TEXT TO READ:

********

In [1]:
import torch
import torch.nn as nn

class Encoder(torch.nn.Module):
    def __init__(self, in_channels, out_channels, image_length=128, image_width=128):
        super(Encoder, self).__init__()
        # 5x5 64 conv. downsampling, BNorm, ReLu
        self.conv1 = nn.Sequential(
            nn.Conv2d(in_channels, 64, kernel_size=5, stride=2, padding=2),
            nn.MaxPool2d(kernel_size=2, stride=2), # TODO: Check if this is correct
            nn.BatchNorm2d(64),
            nn.ReLU()
        ) # in_channelsximage_lengthximage_width -> 64x(image_length/2)x(image_width/2)
        # 5x5 128 conv. downsampling, BNorm, ReLu
        self.conv2 = nn.Sequential(
            nn.Conv2d(64, 128, kernel_size=5, stride=2, padding=2),
            nn.MaxPool2d(kernel_size=2, stride=2), # TODO: Check if this is correct
            nn.BatchNorm2d(128),
            nn.ReLU()
        ) # 64x(image_length/2)x(image_width/2) -> 128x(image_length/4)x(image_width/4)
        # 5x5 256 conv. downsampling, BNorm, ReLu
        self.conv3 = nn.Sequential(
            nn.Conv2d(128, 256, kernel_size=5, stride=2, padding=2),
            nn.MaxPool2d(kernel_size=2, stride=2), # TODO: Check if this is correct
            nn.BatchNorm2d(256),
            nn.ReLU()

********

DATA SEGMENT:
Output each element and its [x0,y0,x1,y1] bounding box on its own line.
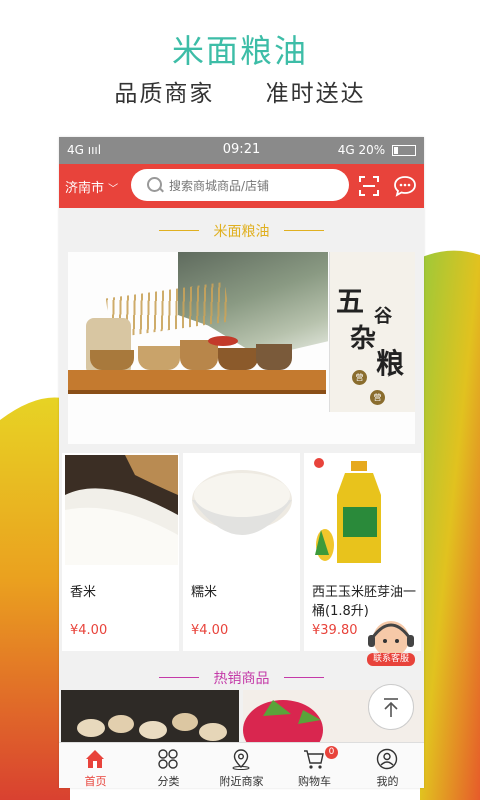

********

EXERCISE DIRECTIONS:
Answer these about the encoder code:
1. What default value does the constructor give to image_length?
2. How many output channels does the convolution in conv2 produce?
3. Which activation function comes last in each of the three blocks shown?

WRITTEN RESPONSE:
1. 128
2. 128
3. ReLU (nn.ReLU())